─── The records ───

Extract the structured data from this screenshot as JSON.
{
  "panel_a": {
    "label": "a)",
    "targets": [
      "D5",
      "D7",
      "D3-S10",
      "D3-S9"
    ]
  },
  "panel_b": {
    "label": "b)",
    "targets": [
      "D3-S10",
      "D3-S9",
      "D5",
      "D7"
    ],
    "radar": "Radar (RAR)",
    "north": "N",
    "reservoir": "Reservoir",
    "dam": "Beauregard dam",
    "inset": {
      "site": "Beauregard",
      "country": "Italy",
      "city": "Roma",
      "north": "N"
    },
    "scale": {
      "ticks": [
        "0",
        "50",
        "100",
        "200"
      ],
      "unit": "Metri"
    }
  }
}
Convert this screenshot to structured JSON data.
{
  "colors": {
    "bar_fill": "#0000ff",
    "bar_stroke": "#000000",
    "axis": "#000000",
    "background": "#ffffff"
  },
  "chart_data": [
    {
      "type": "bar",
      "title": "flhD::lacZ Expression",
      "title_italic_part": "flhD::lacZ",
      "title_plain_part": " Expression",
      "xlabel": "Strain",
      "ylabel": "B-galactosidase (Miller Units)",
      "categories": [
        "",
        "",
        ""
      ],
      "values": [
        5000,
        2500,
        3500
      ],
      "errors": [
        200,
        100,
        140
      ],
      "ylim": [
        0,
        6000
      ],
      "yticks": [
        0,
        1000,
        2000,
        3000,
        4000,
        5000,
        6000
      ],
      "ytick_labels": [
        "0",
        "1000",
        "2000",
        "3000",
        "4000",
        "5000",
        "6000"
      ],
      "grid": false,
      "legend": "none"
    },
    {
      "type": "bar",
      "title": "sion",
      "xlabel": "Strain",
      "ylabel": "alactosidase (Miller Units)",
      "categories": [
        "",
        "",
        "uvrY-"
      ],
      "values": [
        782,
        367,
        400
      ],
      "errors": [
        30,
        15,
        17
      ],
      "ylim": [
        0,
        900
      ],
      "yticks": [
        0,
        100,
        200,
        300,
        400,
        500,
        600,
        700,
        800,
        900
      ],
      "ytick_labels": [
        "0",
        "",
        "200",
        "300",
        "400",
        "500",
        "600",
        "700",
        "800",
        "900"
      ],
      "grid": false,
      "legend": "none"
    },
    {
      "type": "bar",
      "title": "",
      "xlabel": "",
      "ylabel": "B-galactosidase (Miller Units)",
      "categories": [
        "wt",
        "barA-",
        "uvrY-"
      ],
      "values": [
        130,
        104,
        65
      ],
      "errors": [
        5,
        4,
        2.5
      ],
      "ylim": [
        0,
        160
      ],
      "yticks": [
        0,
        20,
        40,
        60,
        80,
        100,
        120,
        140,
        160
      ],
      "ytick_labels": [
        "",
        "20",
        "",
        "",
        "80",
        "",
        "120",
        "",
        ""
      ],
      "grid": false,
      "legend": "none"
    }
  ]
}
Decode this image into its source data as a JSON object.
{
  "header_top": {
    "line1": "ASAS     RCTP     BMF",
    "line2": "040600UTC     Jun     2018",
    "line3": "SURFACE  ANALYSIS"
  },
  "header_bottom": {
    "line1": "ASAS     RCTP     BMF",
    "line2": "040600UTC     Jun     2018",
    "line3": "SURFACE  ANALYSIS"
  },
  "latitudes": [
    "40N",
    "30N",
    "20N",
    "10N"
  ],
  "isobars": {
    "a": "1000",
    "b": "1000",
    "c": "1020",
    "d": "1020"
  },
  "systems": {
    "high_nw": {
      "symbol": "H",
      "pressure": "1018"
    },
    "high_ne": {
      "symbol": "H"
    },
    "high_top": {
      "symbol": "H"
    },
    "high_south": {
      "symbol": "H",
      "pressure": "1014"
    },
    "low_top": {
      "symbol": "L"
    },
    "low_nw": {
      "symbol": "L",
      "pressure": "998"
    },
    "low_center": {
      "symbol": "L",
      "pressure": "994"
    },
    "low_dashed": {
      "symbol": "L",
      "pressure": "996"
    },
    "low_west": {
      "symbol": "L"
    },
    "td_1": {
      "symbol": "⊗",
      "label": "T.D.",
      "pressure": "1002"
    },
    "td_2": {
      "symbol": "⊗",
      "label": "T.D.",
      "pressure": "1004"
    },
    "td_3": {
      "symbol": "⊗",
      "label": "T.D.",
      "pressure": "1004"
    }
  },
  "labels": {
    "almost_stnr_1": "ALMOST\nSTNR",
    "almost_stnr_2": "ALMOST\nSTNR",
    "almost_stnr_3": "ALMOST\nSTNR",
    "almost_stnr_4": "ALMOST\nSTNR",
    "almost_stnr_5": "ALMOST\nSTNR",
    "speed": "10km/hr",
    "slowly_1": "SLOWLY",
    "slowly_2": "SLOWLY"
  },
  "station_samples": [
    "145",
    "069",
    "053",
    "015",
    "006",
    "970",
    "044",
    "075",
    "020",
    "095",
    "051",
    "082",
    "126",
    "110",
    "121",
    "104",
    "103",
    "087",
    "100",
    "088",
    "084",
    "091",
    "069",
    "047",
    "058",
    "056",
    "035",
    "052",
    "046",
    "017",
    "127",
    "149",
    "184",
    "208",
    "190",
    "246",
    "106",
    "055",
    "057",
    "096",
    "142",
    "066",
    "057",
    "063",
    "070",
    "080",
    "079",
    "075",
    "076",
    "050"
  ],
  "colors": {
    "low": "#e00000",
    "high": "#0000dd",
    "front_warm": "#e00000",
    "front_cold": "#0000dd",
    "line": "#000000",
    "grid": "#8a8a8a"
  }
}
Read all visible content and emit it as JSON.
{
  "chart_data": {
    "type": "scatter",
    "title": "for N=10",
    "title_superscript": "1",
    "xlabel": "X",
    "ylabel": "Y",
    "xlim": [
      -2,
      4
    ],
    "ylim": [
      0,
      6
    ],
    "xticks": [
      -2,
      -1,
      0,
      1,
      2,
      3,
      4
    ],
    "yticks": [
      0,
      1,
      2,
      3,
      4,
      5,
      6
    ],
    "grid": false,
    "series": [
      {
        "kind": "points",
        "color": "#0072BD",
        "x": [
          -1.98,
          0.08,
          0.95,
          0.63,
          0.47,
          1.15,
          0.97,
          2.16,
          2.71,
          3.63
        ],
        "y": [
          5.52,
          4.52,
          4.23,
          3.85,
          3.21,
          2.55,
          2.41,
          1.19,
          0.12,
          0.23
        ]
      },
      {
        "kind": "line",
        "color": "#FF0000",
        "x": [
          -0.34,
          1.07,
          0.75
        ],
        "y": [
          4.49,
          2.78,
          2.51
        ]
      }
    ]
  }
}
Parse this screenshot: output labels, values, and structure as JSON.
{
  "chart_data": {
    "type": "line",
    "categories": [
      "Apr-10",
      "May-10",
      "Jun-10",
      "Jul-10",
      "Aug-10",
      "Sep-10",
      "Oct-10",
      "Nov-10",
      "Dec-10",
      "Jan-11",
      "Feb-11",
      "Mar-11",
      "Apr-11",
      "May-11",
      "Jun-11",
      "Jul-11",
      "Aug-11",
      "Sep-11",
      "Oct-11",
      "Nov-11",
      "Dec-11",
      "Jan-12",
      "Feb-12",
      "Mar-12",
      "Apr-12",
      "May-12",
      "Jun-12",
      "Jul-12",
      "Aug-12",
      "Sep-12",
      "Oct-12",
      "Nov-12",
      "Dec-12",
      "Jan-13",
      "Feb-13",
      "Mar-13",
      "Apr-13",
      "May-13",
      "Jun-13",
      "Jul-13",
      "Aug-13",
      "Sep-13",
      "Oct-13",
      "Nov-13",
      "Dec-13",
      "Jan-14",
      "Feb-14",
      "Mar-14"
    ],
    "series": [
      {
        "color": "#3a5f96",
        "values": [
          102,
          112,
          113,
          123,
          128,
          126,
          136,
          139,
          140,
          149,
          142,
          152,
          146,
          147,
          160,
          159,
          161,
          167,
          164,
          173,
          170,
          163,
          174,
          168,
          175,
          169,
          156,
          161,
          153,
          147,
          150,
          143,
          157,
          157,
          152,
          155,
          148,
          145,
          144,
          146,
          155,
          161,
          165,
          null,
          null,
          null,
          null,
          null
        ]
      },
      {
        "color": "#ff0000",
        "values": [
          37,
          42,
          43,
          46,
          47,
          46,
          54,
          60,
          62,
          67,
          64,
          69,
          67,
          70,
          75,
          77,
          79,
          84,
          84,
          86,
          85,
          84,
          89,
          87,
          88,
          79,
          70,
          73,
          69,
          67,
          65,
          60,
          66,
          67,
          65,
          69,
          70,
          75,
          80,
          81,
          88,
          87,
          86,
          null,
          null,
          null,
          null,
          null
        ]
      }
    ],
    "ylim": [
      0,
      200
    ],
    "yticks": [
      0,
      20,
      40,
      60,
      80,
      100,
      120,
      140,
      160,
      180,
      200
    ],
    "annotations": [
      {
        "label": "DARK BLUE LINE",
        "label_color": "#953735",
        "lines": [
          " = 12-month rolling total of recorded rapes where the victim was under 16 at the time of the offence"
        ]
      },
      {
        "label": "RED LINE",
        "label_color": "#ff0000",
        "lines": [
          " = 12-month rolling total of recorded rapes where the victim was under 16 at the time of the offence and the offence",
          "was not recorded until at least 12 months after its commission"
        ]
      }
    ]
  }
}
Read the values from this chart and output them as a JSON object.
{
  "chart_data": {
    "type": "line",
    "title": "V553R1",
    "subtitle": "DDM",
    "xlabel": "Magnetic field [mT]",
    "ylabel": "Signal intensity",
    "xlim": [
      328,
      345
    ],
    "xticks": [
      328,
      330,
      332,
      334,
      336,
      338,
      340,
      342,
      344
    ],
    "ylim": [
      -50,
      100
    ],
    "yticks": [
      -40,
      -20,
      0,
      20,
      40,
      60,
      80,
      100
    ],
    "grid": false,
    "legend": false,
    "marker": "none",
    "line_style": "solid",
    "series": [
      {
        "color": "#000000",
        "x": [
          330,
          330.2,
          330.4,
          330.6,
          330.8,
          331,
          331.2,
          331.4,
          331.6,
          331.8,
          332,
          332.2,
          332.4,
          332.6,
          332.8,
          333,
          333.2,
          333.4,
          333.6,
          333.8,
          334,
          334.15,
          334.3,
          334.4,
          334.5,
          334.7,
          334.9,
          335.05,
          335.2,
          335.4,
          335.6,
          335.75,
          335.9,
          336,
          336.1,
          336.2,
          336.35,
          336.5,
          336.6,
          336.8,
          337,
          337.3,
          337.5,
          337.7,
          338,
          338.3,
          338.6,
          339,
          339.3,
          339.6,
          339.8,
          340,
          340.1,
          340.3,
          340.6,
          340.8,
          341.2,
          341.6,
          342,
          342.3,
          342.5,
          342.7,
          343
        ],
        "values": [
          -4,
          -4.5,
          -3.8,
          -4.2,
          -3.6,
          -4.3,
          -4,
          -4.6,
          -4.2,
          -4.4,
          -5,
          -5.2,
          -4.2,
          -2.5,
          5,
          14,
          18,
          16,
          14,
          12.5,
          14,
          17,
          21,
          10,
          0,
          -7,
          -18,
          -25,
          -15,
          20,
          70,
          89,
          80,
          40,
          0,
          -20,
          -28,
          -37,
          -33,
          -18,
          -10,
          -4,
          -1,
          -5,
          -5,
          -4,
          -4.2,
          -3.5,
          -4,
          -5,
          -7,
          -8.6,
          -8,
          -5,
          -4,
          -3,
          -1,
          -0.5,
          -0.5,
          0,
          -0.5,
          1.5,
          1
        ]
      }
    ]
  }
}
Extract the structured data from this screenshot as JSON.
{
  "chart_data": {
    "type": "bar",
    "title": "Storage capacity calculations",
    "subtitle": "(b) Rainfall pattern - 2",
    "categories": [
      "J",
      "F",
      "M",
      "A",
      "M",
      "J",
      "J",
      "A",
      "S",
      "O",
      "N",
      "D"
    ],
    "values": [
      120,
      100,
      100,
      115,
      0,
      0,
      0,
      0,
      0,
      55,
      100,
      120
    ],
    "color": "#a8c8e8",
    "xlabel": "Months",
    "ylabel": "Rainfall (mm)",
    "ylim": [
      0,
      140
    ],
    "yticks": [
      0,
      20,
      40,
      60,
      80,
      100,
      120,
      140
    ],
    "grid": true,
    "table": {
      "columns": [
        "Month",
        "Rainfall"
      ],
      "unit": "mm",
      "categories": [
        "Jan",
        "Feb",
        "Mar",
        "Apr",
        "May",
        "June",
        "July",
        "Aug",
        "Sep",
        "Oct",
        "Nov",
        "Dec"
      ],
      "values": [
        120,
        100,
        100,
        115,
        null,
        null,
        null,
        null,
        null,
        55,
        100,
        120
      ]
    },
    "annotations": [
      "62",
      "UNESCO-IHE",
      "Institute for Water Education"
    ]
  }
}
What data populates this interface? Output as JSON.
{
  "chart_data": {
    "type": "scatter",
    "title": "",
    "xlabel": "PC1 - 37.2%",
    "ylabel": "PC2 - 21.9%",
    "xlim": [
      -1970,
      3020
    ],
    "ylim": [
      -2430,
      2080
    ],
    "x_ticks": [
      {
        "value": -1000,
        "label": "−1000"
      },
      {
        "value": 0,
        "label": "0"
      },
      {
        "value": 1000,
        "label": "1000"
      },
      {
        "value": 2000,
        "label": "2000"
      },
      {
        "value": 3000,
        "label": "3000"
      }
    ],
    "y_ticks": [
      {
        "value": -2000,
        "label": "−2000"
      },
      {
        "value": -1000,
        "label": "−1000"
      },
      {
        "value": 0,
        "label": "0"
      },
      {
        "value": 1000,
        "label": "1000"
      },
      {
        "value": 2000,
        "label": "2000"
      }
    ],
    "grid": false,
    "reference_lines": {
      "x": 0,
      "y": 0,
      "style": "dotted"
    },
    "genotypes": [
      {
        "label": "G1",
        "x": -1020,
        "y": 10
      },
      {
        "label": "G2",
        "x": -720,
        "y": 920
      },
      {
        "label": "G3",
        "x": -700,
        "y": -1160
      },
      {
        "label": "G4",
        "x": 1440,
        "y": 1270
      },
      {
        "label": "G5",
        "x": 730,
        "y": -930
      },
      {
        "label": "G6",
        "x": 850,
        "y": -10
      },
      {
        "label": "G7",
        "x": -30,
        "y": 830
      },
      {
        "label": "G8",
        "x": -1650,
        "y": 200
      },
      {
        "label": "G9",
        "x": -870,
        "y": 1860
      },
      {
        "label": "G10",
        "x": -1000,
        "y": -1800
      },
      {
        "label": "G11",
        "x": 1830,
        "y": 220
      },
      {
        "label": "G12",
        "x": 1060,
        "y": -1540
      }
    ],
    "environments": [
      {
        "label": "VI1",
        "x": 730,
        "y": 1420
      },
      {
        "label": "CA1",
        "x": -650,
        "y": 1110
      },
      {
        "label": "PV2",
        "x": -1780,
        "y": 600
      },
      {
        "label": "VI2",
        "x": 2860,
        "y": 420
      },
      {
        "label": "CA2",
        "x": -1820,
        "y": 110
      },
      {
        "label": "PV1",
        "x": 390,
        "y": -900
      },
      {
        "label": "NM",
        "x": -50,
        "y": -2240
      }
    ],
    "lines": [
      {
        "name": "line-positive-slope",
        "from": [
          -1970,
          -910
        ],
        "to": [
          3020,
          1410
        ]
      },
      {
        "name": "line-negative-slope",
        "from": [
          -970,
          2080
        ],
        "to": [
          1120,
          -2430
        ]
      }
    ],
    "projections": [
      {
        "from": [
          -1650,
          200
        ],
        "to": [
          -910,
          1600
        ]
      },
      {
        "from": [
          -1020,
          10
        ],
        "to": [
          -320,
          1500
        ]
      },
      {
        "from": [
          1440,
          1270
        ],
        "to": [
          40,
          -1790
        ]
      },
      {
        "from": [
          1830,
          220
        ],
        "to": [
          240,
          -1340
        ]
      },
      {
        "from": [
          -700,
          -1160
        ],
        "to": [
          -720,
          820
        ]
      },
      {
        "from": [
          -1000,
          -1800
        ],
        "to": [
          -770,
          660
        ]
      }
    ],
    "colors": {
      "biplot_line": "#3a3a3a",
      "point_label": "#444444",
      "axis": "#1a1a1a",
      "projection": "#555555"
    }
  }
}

───

» What you will do: Say how many lines contain "nSTNR", and give nothing but that number.

» Result: 5